# start of Input records

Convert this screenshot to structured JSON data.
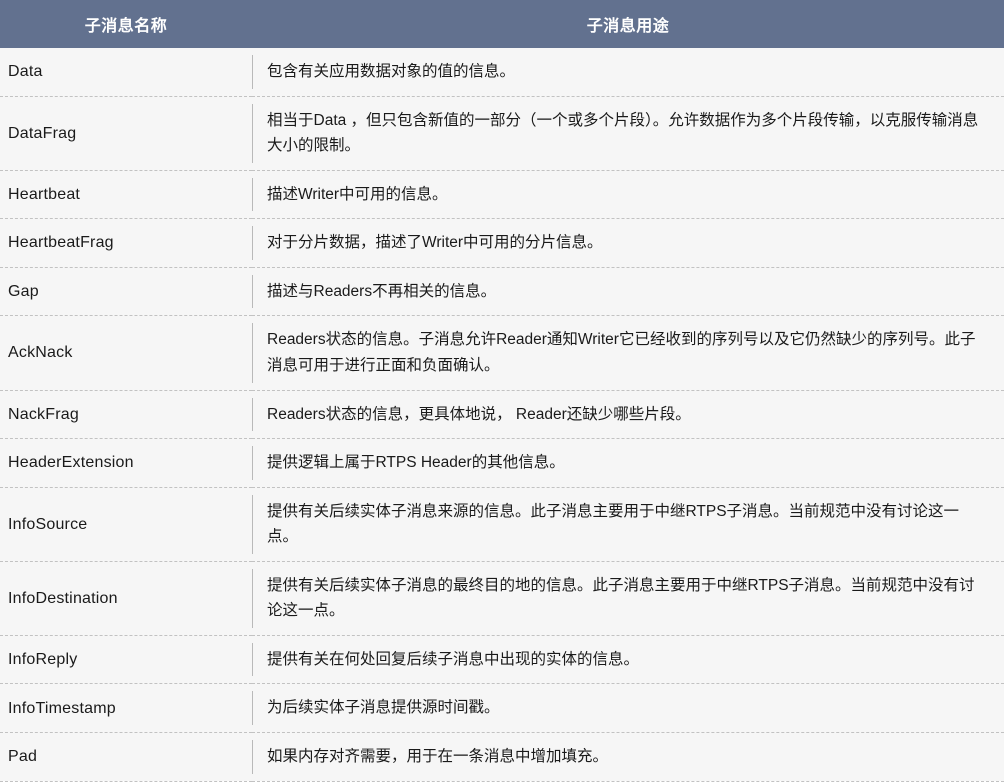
{
  "table": {
    "headers": {
      "name": "子消息名称",
      "usage": "子消息用途"
    },
    "header_bg": "#62718f",
    "header_text_color": "#ffffff",
    "row_bg": "#f6f6f6",
    "divider_color": "#c2c2c2",
    "rows": [
      {
        "name": "Data",
        "usage": "包含有关应用数据对象的值的信息。"
      },
      {
        "name": "DataFrag",
        "usage": "相当于Data ，但只包含新值的一部分（一个或多个片段）。允许数据作为多个片段传输，以克服传输消息大小的限制。"
      },
      {
        "name": "Heartbeat",
        "usage": "描述Writer中可用的信息。"
      },
      {
        "name": "HeartbeatFrag",
        "usage": "对于分片数据，描述了Writer中可用的分片信息。"
      },
      {
        "name": "Gap",
        "usage": "描述与Readers不再相关的信息。"
      },
      {
        "name": "AckNack",
        "usage": "Readers状态的信息。子消息允许Reader通知Writer它已经收到的序列号以及它仍然缺少的序列号。此子消息可用于进行正面和负面确认。"
      },
      {
        "name": "NackFrag",
        "usage": "Readers状态的信息，更具体地说， Reader还缺少哪些片段。"
      },
      {
        "name": "HeaderExtension",
        "usage": "提供逻辑上属于RTPS Header的其他信息。"
      },
      {
        "name": "InfoSource",
        "usage": "提供有关后续实体子消息来源的信息。此子消息主要用于中继RTPS子消息。当前规范中没有讨论这一点。"
      },
      {
        "name": "InfoDestination",
        "usage": "提供有关后续实体子消息的最终目的地的信息。此子消息主要用于中继RTPS子消息。当前规范中没有讨论这一点。"
      },
      {
        "name": "InfoReply",
        "usage": "提供有关在何处回复后续子消息中出现的实体的信息。"
      },
      {
        "name": "InfoTimestamp",
        "usage": "为后续实体子消息提供源时间戳。"
      },
      {
        "name": "Pad",
        "usage": "如果内存对齐需要，用于在一条消息中增加填充。"
      }
    ]
  }
}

# end of Input records

▶ [Your task]: Reproduce every line exactly and omit all pictures.

▶ [Reply]:
Convert this screenshot to structured JSON data.
{
  "table": {
    "headers": {
      "name": "子消息名称",
      "usage": "子消息用途"
    },
    "header_bg": "#62718f",
    "header_text_color": "#ffffff",
    "row_bg": "#f6f6f6",
    "divider_color": "#c2c2c2",
    "rows": [
      {
        "name": "Data",
        "usage": "包含有关应用数据对象的值的信息。"
      },
      {
        "name": "DataFrag",
        "usage": "相当于Data ，但只包含新值的一部分（一个或多个片段）。允许数据作为多个片段传输，以克服传输消息大小的限制。"
      },
      {
        "name": "Heartbeat",
        "usage": "描述Writer中可用的信息。"
      },
      {
        "name": "HeartbeatFrag",
        "usage": "对于分片数据，描述了Writer中可用的分片信息。"
      },
      {
        "name": "Gap",
        "usage": "描述与Readers不再相关的信息。"
      },
      {
        "name": "AckNack",
        "usage": "Readers状态的信息。子消息允许Reader通知Writer它已经收到的序列号以及它仍然缺少的序列号。此子消息可用于进行正面和负面确认。"
      },
      {
        "name": "NackFrag",
        "usage": "Readers状态的信息，更具体地说， Reader还缺少哪些片段。"
      },
      {
        "name": "HeaderExtension",
        "usage": "提供逻辑上属于RTPS Header的其他信息。"
      },
      {
        "name": "InfoSource",
        "usage": "提供有关后续实体子消息来源的信息。此子消息主要用于中继RTPS子消息。当前规范中没有讨论这一点。"
      },
      {
        "name": "InfoDestination",
        "usage": "提供有关后续实体子消息的最终目的地的信息。此子消息主要用于中继RTPS子消息。当前规范中没有讨论这一点。"
      },
      {
        "name": "InfoReply",
        "usage": "提供有关在何处回复后续子消息中出现的实体的信息。"
      },
      {
        "name": "InfoTimestamp",
        "usage": "为后续实体子消息提供源时间戳。"
      },
      {
        "name": "Pad",
        "usage": "如果内存对齐需要，用于在一条消息中增加填充。"
      }
    ]
  }
}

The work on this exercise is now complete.